* [Listing]
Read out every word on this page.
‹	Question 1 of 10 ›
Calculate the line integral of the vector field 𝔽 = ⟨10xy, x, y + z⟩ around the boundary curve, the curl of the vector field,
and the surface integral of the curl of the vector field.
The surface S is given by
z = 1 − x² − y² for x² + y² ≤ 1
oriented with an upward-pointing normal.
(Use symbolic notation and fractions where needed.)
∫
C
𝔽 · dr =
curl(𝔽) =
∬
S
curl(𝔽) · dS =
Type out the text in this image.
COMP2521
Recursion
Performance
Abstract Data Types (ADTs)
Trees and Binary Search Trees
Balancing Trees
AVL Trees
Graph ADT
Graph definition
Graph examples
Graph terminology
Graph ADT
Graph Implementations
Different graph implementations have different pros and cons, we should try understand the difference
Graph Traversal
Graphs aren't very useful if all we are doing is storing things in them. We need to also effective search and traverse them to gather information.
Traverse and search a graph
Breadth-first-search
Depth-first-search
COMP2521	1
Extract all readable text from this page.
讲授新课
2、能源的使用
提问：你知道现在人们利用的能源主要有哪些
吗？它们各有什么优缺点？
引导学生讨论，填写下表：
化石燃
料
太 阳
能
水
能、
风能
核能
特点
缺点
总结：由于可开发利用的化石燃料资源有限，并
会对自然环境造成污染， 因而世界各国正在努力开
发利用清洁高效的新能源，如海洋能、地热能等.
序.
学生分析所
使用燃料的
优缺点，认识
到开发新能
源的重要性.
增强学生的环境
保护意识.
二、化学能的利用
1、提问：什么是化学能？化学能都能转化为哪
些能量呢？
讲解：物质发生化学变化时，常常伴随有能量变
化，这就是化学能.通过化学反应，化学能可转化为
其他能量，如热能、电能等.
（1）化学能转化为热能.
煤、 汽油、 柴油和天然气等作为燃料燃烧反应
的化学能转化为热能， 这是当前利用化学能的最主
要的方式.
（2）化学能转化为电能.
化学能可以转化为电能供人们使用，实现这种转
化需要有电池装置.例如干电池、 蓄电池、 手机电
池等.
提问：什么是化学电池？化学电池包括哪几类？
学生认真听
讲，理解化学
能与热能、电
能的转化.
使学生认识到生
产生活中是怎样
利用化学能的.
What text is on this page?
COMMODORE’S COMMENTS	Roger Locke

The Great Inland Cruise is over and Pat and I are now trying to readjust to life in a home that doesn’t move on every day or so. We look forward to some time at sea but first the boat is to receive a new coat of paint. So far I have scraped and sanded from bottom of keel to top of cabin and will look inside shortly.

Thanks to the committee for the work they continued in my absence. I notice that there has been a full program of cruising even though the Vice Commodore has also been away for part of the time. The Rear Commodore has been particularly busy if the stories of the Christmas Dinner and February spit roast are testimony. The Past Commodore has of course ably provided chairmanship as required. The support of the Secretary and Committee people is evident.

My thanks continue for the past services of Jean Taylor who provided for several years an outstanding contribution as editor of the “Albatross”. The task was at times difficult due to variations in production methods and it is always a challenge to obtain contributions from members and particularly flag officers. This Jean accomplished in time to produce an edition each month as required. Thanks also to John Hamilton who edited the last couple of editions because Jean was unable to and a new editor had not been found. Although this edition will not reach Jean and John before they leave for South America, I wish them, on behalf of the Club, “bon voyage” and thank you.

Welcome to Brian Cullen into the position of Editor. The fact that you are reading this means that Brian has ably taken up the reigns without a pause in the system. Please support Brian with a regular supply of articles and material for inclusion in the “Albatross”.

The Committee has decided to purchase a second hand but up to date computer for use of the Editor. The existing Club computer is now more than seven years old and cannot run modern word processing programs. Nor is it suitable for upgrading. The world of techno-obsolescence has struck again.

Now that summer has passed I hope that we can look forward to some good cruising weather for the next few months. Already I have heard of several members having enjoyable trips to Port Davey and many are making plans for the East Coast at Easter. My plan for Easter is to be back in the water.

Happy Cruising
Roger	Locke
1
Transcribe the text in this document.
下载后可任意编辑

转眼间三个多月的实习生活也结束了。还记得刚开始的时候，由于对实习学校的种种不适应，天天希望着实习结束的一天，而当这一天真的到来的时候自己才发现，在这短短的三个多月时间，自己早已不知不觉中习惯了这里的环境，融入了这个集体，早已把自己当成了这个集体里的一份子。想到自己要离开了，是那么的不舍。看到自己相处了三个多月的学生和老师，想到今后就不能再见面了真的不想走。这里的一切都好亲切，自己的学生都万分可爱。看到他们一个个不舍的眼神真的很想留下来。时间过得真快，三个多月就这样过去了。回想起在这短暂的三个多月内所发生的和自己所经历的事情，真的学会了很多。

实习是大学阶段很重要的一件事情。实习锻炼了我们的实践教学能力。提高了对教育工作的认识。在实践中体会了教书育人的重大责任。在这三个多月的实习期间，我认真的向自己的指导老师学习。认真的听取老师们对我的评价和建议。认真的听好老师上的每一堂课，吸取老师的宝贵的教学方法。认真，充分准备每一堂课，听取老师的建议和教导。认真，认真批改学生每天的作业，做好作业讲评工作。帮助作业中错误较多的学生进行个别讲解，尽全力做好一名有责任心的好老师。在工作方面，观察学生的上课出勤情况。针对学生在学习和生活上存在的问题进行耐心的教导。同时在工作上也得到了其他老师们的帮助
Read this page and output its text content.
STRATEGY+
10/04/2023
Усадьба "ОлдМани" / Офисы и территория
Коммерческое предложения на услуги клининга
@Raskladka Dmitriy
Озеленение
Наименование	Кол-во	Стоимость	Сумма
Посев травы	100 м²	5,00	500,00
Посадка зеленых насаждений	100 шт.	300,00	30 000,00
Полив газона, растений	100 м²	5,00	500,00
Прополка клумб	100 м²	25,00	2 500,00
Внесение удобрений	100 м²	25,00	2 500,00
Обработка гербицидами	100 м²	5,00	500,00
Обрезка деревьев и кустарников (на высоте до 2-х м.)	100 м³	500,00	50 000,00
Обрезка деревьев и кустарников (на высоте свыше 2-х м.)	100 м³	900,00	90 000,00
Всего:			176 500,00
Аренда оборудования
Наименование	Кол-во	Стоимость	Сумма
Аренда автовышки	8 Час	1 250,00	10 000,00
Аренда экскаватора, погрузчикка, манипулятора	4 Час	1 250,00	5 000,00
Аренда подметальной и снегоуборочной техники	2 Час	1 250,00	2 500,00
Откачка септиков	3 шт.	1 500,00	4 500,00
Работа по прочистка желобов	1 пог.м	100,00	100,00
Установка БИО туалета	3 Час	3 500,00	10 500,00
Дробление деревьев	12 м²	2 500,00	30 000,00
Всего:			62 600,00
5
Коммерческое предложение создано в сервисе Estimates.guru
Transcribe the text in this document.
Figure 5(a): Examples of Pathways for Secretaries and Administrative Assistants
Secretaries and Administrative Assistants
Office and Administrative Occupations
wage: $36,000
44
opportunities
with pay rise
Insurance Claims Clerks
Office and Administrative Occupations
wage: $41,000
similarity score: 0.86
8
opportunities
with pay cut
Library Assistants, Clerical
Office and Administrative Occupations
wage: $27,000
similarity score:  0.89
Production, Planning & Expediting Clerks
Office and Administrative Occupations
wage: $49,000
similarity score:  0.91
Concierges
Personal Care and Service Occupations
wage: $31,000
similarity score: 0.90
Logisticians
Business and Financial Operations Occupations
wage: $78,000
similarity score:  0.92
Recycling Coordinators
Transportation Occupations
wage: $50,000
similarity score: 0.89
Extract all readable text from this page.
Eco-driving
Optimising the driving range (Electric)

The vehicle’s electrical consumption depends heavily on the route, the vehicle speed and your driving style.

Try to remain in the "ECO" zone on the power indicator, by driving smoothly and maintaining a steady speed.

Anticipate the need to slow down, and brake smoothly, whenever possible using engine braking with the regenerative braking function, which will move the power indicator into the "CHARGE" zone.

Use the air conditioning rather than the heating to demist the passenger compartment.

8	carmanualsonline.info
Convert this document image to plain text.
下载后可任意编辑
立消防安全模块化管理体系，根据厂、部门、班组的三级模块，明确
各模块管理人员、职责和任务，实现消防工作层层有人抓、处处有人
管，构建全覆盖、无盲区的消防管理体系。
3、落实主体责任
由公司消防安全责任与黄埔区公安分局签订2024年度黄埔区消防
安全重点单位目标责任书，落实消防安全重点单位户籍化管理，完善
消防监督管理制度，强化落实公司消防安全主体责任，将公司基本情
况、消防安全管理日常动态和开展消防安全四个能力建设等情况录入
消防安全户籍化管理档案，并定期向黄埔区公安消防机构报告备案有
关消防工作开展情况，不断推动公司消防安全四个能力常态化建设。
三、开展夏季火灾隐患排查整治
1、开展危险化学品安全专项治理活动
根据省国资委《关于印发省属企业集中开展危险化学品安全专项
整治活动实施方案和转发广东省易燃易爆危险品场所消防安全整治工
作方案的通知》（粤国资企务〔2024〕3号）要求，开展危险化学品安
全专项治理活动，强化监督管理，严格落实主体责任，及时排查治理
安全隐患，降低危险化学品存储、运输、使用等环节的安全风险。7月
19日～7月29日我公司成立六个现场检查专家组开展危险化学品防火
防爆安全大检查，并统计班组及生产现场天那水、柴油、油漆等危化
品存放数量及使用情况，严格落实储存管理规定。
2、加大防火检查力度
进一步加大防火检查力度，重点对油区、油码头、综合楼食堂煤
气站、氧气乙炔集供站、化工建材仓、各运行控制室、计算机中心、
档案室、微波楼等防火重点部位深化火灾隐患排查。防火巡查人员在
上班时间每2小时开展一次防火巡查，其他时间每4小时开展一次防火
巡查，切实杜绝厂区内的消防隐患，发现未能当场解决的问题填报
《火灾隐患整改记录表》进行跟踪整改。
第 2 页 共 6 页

* [Exercise requirements] Check all the records above and select each line where the string "score" is found.

* [Answer to this problem]
similarity score: 0.86
similarity score:  0.89
similarity score:  0.91
similarity score: 0.90
similarity score:  0.92
similarity score: 0.89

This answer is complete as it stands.